Data for this exercise start
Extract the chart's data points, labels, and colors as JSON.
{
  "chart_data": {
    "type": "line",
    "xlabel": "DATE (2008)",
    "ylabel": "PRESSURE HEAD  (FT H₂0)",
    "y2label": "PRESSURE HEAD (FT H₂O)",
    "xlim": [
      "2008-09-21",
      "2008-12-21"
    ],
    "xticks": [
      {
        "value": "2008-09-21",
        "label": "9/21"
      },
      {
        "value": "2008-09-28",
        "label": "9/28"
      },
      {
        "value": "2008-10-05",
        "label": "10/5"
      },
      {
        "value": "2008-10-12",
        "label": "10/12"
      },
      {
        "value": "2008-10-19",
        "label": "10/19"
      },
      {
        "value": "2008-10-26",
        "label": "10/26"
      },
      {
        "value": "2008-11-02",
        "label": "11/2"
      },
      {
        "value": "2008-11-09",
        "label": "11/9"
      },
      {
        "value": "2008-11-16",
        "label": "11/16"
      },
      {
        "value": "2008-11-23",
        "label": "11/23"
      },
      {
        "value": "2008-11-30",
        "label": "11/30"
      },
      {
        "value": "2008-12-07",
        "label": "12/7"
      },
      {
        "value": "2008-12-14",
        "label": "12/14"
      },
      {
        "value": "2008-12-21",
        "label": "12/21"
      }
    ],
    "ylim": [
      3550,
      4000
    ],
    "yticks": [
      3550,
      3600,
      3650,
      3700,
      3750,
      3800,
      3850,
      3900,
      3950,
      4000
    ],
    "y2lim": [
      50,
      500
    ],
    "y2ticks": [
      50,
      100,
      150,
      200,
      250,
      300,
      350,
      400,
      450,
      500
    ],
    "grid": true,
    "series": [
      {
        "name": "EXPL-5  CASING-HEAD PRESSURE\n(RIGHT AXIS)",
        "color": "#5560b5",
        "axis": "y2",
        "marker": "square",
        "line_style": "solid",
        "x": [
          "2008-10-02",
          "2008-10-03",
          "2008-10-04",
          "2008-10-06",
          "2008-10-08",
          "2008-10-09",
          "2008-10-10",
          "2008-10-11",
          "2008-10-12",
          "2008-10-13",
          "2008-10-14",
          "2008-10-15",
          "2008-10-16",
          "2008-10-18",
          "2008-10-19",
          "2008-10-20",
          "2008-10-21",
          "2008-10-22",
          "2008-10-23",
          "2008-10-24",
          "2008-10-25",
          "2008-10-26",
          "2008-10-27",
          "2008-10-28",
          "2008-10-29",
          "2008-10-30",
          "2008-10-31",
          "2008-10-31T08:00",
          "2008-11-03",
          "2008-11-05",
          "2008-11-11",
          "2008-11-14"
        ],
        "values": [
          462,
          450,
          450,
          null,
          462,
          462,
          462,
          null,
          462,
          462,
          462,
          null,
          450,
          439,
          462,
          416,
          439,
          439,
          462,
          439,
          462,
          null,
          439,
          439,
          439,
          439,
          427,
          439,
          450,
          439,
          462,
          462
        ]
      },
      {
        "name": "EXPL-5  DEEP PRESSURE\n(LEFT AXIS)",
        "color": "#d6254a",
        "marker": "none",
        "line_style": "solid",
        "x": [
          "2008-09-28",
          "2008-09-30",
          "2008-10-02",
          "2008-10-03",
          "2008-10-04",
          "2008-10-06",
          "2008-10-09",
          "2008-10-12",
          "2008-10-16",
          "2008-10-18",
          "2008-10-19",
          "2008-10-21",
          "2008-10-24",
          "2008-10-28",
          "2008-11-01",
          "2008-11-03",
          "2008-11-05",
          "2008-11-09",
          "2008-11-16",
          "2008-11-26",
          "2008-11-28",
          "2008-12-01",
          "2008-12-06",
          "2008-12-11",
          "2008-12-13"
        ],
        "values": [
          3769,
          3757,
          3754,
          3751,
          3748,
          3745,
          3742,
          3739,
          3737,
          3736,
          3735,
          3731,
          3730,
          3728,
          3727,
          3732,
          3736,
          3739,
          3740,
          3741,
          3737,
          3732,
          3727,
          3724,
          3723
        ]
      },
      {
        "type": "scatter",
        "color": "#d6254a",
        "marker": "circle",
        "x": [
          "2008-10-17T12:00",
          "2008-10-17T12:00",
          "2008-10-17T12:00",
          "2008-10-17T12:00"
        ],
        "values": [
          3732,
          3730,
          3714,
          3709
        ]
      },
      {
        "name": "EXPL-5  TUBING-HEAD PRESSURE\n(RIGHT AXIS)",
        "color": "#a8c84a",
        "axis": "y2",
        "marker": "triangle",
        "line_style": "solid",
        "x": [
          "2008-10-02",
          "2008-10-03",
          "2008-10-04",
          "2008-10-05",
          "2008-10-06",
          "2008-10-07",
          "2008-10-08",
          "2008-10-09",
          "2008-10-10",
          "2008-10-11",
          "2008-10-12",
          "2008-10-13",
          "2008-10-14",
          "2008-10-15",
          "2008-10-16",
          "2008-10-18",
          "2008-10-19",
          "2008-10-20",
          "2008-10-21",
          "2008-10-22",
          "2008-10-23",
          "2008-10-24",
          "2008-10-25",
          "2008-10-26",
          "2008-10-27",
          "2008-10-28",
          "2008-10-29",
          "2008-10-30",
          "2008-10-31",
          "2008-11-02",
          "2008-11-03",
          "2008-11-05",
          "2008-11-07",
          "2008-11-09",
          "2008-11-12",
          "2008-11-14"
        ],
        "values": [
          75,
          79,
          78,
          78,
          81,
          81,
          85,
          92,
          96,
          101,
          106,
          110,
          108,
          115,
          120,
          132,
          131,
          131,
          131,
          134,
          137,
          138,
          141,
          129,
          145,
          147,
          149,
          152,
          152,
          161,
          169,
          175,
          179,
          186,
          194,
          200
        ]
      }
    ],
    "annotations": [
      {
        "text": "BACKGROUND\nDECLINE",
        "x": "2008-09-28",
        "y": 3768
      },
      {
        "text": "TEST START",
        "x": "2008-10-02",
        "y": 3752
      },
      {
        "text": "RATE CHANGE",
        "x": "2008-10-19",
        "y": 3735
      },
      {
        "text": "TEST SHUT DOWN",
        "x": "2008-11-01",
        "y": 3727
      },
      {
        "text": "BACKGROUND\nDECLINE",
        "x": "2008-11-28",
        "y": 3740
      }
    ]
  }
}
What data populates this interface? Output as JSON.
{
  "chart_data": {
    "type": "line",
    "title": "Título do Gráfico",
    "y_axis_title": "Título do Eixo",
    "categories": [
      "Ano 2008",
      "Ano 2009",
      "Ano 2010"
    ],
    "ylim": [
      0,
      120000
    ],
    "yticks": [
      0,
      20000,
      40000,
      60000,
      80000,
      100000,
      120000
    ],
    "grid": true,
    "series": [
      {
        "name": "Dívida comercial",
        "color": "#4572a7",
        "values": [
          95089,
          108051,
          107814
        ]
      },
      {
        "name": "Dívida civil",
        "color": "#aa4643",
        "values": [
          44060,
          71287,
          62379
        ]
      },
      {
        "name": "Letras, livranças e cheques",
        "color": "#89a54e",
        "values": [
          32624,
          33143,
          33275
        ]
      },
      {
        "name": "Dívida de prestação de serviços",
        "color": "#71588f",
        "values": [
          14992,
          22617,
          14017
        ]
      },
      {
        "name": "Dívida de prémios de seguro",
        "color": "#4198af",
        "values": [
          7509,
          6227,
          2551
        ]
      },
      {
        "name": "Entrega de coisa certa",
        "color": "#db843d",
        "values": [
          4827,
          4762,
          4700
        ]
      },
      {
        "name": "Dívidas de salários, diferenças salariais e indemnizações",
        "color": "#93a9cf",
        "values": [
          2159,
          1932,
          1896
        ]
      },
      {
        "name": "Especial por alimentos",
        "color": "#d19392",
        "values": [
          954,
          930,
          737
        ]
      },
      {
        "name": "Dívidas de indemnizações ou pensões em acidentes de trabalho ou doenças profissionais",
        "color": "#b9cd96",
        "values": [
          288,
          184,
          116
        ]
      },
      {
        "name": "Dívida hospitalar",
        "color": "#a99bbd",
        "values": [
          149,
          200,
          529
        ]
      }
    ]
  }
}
Data for this exercise end
Show each line of the listing that holds the string "EXPL".

        "name": "EXPL-5  CASING-HEAD PRESSURE\n(RIGHT AXIS)",
        "name": "EXPL-5  DEEP PRESSURE\n(LEFT AXIS)",
        "name": "EXPL-5  TUBING-HEAD PRESSURE\n(RIGHT AXIS)",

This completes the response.